-- Start of Dataset content --

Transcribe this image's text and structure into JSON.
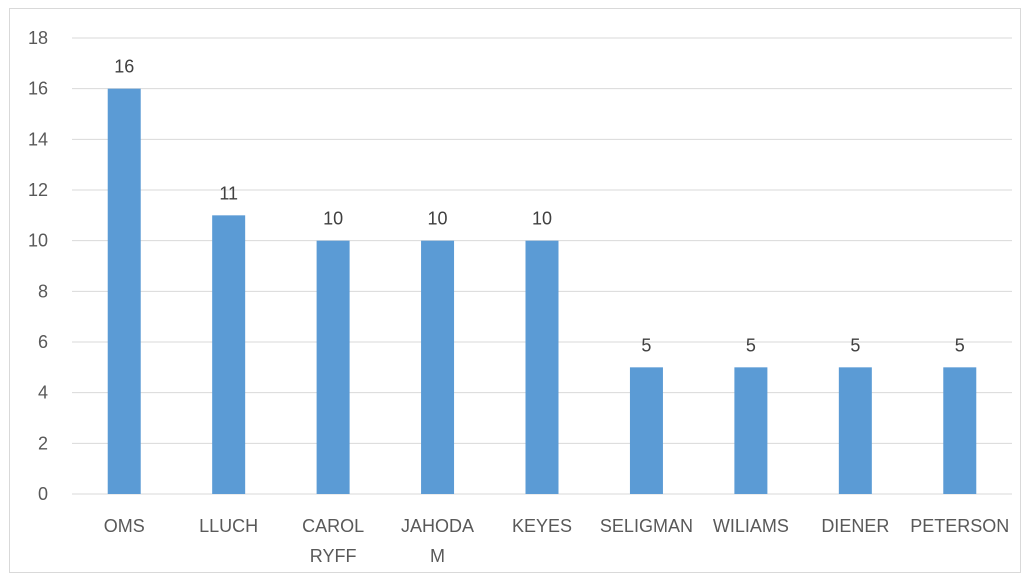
{
  "chart_data": {
    "type": "bar",
    "categories": [
      "OMS",
      "LLUCH",
      "CAROL RYFF",
      "JAHODA M",
      "KEYES",
      "SELIGMAN",
      "WILIAMS",
      "DIENER",
      "PETERSON"
    ],
    "category_lines": [
      [
        "OMS"
      ],
      [
        "LLUCH"
      ],
      [
        "CAROL",
        "RYFF"
      ],
      [
        "JAHODA",
        "M"
      ],
      [
        "KEYES"
      ],
      [
        "SELIGMAN"
      ],
      [
        "WILIAMS"
      ],
      [
        "DIENER"
      ],
      [
        "PETERSON"
      ]
    ],
    "values": [
      16,
      11,
      10,
      10,
      10,
      5,
      5,
      5,
      5
    ],
    "data_labels": [
      "16",
      "11",
      "10",
      "10",
      "10",
      "5",
      "5",
      "5",
      "5"
    ],
    "y_ticks": [
      "0",
      "2",
      "4",
      "6",
      "8",
      "10",
      "12",
      "14",
      "16",
      "18"
    ],
    "ylim": [
      0,
      18
    ],
    "grid": true,
    "bar_color": "#5b9bd5",
    "grid_color": "#d9d9d9"
  }
}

-- End of Dataset content --

What you have to do: In your copy, leave out the pictures and reproduce the material above exactly.

Response:
Transcribe this image's text and structure into JSON.
{
  "chart_data": {
    "type": "bar",
    "categories": [
      "OMS",
      "LLUCH",
      "CAROL RYFF",
      "JAHODA M",
      "KEYES",
      "SELIGMAN",
      "WILIAMS",
      "DIENER",
      "PETERSON"
    ],
    "category_lines": [
      [
        "OMS"
      ],
      [
        "LLUCH"
      ],
      [
        "CAROL",
        "RYFF"
      ],
      [
        "JAHODA",
        "M"
      ],
      [
        "KEYES"
      ],
      [
        "SELIGMAN"
      ],
      [
        "WILIAMS"
      ],
      [
        "DIENER"
      ],
      [
        "PETERSON"
      ]
    ],
    "values": [
      16,
      11,
      10,
      10,
      10,
      5,
      5,
      5,
      5
    ],
    "data_labels": [
      "16",
      "11",
      "10",
      "10",
      "10",
      "5",
      "5",
      "5",
      "5"
    ],
    "y_ticks": [
      "0",
      "2",
      "4",
      "6",
      "8",
      "10",
      "12",
      "14",
      "16",
      "18"
    ],
    "ylim": [
      0,
      18
    ],
    "grid": true,
    "bar_color": "#5b9bd5",
    "grid_color": "#d9d9d9"
  }
}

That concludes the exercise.